AIM - Below are records. Count every line containing the word "text" and give the number alone.

[Dataset items]
* begin *
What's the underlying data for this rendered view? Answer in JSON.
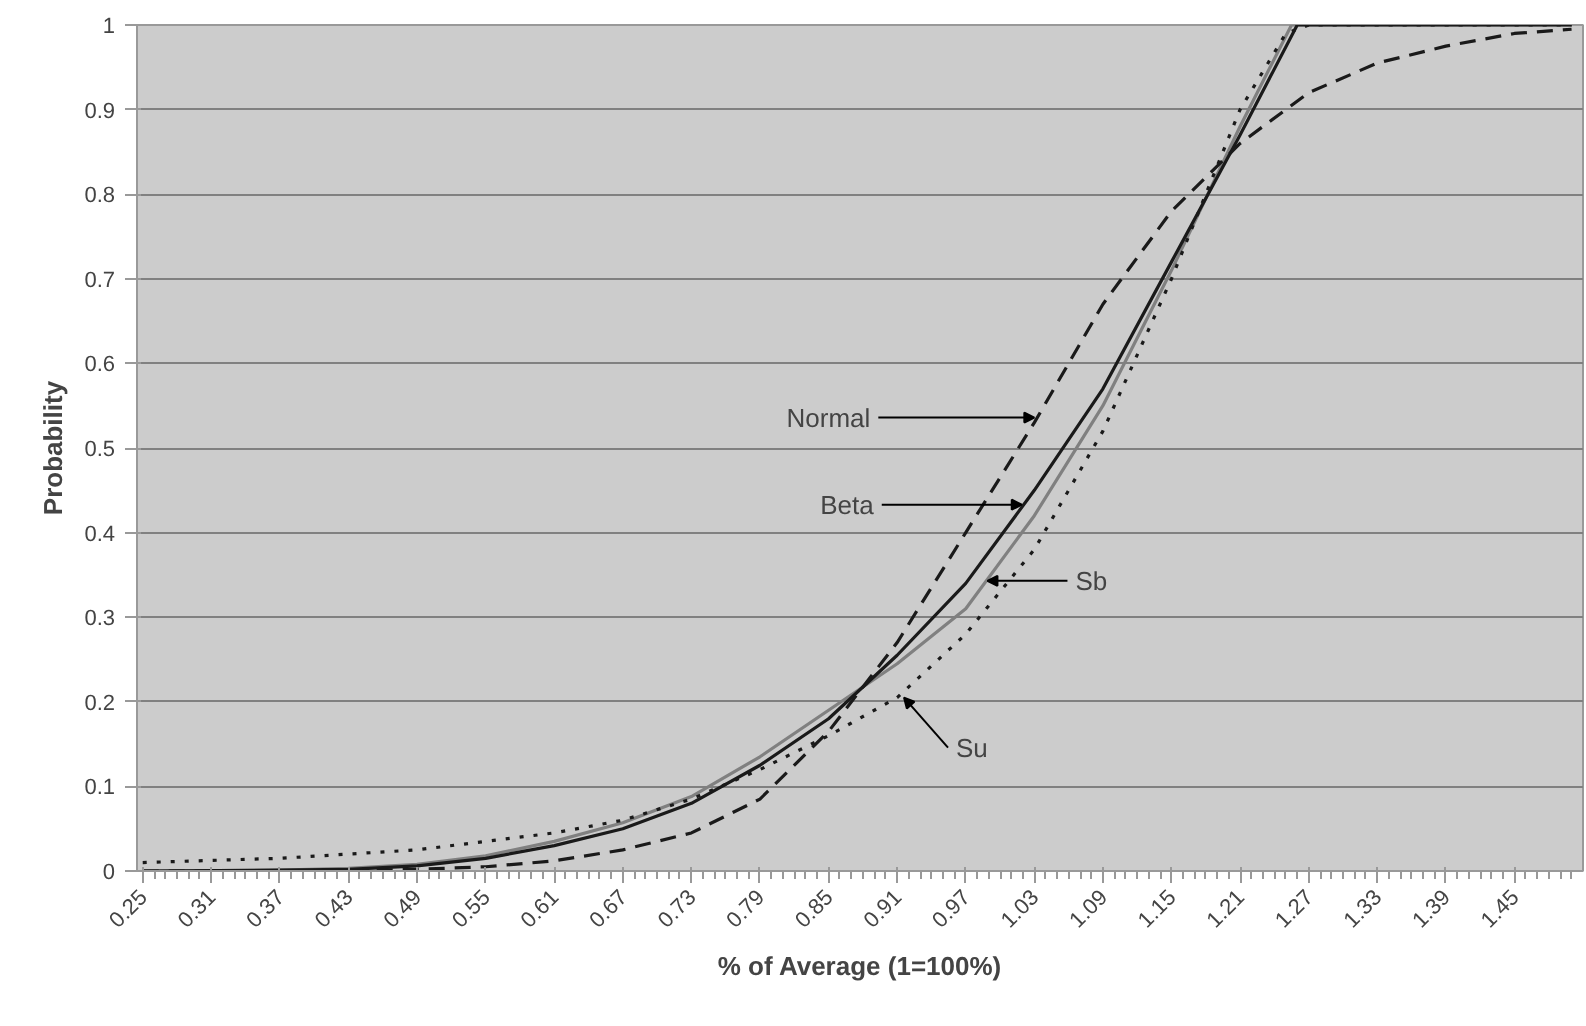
{
  "chart_data": {
    "type": "line",
    "xlabel": "% of Average (1=100%)",
    "ylabel": "Probability",
    "xlim": [
      0.245,
      1.51
    ],
    "ylim": [
      0,
      1
    ],
    "xticks": [
      0.25,
      0.31,
      0.37,
      0.43,
      0.49,
      0.55,
      0.61,
      0.67,
      0.73,
      0.79,
      0.85,
      0.91,
      0.97,
      1.03,
      1.09,
      1.15,
      1.21,
      1.27,
      1.33,
      1.39,
      1.45
    ],
    "yticks": [
      0,
      0.1,
      0.2,
      0.3,
      0.4,
      0.5,
      0.6,
      0.7,
      0.8,
      0.9,
      1
    ],
    "grid": "y",
    "marker": "none",
    "series": [
      {
        "color": "#808080",
        "line_style": "solid",
        "x": [
          0.25,
          0.37,
          0.43,
          0.49,
          0.55,
          0.61,
          0.67,
          0.73,
          0.79,
          0.85,
          0.91,
          0.97,
          1.03,
          1.09,
          1.15,
          1.21,
          1.255,
          1.5
        ],
        "values": [
          0,
          0.001,
          0.003,
          0.008,
          0.018,
          0.035,
          0.057,
          0.088,
          0.135,
          0.19,
          0.245,
          0.31,
          0.42,
          0.55,
          0.71,
          0.88,
          1.0,
          1.0
        ]
      },
      {
        "color": "#1a1a1a",
        "line_style": "solid",
        "x": [
          0.25,
          0.37,
          0.43,
          0.49,
          0.55,
          0.61,
          0.67,
          0.73,
          0.79,
          0.85,
          0.91,
          0.97,
          1.03,
          1.09,
          1.15,
          1.21,
          1.26,
          1.5
        ],
        "values": [
          0,
          0.001,
          0.002,
          0.006,
          0.015,
          0.03,
          0.05,
          0.08,
          0.125,
          0.18,
          0.255,
          0.34,
          0.45,
          0.57,
          0.72,
          0.87,
          1.0,
          1.0
        ]
      },
      {
        "color": "#1a1a1a",
        "line_style": "dashed",
        "x": [
          0.25,
          0.43,
          0.49,
          0.55,
          0.61,
          0.67,
          0.73,
          0.79,
          0.85,
          0.91,
          0.97,
          1.03,
          1.09,
          1.15,
          1.21,
          1.27,
          1.33,
          1.39,
          1.45,
          1.5
        ],
        "values": [
          0,
          0,
          0.002,
          0.005,
          0.012,
          0.025,
          0.045,
          0.085,
          0.165,
          0.27,
          0.4,
          0.53,
          0.67,
          0.78,
          0.86,
          0.92,
          0.955,
          0.975,
          0.99,
          0.995
        ]
      },
      {
        "color": "#1a1a1a",
        "line_style": "dotted",
        "x": [
          0.25,
          0.37,
          0.49,
          0.61,
          0.67,
          0.73,
          0.79,
          0.85,
          0.91,
          0.97,
          1.03,
          1.09,
          1.15,
          1.21,
          1.25,
          1.27,
          1.5
        ],
        "values": [
          0.01,
          0.015,
          0.025,
          0.045,
          0.06,
          0.085,
          0.12,
          0.16,
          0.205,
          0.28,
          0.38,
          0.52,
          0.7,
          0.9,
          0.99,
          1.0,
          1.0
        ]
      }
    ],
    "annotations": [
      {
        "text": "Normal",
        "x": 1.03,
        "y": 0.536
      },
      {
        "text": "Beta",
        "x": 1.019,
        "y": 0.433
      },
      {
        "text": "Sb",
        "x": 0.989,
        "y": 0.343
      },
      {
        "text": "Su",
        "x": 0.916,
        "y": 0.205
      }
    ]
  }
}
* end *
ANSWER FOR THE TASK - 4